● AIM
Only a number is wanted: the count of lines in this listing that contain "como".

Records contained in a dataset:
**********
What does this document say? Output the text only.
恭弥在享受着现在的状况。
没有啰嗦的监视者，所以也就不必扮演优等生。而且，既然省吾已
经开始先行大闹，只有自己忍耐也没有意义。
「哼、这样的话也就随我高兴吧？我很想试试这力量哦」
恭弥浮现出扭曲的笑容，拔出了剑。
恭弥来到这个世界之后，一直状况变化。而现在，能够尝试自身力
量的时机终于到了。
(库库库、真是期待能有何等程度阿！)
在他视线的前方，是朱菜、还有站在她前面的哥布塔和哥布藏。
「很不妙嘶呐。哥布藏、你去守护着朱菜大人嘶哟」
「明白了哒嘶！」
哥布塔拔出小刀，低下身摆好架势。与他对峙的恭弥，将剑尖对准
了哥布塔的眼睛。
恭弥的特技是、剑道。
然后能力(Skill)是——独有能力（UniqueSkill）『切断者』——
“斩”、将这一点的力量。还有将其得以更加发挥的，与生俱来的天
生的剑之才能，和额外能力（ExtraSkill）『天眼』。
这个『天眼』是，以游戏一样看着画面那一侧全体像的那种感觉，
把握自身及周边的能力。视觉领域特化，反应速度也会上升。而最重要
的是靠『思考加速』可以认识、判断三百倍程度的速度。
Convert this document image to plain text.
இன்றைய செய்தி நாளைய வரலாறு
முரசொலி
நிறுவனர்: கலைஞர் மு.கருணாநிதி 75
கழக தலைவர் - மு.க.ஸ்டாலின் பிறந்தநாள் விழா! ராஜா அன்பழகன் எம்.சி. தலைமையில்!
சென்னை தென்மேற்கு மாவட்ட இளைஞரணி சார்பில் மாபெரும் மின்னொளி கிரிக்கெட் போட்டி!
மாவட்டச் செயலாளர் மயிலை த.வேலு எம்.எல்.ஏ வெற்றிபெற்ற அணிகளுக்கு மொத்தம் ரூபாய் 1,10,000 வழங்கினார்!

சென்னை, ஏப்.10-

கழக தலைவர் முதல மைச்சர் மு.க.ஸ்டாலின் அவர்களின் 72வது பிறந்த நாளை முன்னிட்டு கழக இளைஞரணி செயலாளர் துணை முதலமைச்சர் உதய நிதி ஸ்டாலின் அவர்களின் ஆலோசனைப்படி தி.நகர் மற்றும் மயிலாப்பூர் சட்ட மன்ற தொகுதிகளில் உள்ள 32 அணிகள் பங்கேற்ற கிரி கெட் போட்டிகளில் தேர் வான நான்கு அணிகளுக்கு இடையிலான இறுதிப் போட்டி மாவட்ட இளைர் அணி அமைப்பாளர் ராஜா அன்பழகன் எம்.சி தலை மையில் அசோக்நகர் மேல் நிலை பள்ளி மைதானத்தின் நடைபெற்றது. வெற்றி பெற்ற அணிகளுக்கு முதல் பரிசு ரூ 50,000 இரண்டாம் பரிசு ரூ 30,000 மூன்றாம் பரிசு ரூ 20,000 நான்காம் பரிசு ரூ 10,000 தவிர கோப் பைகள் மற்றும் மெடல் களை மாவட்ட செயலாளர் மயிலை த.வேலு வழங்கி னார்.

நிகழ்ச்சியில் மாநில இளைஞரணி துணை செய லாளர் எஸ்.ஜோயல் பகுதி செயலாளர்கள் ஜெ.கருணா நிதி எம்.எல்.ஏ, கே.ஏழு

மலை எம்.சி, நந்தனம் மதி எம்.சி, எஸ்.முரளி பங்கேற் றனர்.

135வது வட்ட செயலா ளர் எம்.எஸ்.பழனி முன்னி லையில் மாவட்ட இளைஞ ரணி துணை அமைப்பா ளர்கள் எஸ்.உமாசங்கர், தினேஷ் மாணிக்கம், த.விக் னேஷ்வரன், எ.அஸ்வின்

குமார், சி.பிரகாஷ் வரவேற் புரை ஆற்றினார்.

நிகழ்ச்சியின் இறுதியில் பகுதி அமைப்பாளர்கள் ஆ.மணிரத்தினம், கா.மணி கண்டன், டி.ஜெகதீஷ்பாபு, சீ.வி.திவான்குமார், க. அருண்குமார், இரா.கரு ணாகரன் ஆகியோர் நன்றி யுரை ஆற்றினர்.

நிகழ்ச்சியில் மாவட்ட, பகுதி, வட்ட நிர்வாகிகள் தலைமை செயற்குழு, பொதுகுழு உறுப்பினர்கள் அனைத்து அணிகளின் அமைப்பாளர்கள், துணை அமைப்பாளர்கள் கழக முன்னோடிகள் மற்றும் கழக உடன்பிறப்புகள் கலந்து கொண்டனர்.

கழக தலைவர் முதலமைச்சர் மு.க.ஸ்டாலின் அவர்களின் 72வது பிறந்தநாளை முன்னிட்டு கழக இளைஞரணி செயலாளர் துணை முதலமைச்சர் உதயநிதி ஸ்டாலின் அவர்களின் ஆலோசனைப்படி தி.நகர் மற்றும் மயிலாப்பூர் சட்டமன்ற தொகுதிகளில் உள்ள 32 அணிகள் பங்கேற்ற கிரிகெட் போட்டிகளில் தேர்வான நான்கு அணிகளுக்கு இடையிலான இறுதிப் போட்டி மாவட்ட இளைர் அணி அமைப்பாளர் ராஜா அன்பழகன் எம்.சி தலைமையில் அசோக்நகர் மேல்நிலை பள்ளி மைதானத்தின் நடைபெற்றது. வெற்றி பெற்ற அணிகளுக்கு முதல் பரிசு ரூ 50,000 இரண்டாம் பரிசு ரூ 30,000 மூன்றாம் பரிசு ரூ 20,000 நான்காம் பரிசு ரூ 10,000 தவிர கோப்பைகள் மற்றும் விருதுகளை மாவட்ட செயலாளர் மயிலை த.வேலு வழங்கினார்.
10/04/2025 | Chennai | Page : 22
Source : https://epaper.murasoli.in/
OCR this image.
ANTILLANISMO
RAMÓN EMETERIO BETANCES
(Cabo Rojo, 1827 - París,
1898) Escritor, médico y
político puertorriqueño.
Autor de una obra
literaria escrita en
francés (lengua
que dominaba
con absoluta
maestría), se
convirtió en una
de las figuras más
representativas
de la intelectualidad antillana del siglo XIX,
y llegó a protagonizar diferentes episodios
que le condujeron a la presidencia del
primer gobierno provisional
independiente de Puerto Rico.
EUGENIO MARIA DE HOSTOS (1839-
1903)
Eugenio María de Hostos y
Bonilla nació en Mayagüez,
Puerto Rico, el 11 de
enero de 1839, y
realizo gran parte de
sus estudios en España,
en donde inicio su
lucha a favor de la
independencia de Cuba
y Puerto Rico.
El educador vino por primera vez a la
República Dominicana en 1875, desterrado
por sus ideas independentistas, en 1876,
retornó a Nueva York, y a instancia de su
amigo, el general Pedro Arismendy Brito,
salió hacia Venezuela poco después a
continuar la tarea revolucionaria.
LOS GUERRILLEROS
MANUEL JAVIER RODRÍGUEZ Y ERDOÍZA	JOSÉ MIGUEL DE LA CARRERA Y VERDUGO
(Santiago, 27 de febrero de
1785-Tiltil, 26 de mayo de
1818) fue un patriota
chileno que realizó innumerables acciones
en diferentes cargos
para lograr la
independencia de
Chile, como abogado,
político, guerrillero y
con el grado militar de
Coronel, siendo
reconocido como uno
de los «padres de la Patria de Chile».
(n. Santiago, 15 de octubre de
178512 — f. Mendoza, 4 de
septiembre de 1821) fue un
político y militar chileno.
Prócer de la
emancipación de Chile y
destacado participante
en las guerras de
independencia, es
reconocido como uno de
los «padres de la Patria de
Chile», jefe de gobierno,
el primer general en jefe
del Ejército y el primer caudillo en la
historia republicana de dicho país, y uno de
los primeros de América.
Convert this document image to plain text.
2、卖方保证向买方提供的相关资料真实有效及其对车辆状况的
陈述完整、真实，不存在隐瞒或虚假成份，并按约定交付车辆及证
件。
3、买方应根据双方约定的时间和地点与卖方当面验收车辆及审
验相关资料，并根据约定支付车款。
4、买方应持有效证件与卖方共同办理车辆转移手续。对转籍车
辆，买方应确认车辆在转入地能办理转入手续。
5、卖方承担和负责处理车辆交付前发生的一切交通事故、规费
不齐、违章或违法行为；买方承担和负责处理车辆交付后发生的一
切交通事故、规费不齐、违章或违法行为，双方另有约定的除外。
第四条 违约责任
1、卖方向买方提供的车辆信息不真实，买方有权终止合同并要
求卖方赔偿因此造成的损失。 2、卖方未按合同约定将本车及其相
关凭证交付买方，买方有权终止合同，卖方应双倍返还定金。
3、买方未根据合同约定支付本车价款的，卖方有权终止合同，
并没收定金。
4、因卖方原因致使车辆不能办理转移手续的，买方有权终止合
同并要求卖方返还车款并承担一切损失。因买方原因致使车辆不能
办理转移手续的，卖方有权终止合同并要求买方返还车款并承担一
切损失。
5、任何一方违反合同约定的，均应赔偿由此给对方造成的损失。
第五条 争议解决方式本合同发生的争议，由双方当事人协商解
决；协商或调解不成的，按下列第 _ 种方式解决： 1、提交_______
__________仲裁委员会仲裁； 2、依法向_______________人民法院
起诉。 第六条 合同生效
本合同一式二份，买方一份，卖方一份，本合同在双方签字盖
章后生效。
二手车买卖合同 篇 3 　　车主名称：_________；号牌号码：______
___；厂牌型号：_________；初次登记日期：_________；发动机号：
**********
● SOLUTION
3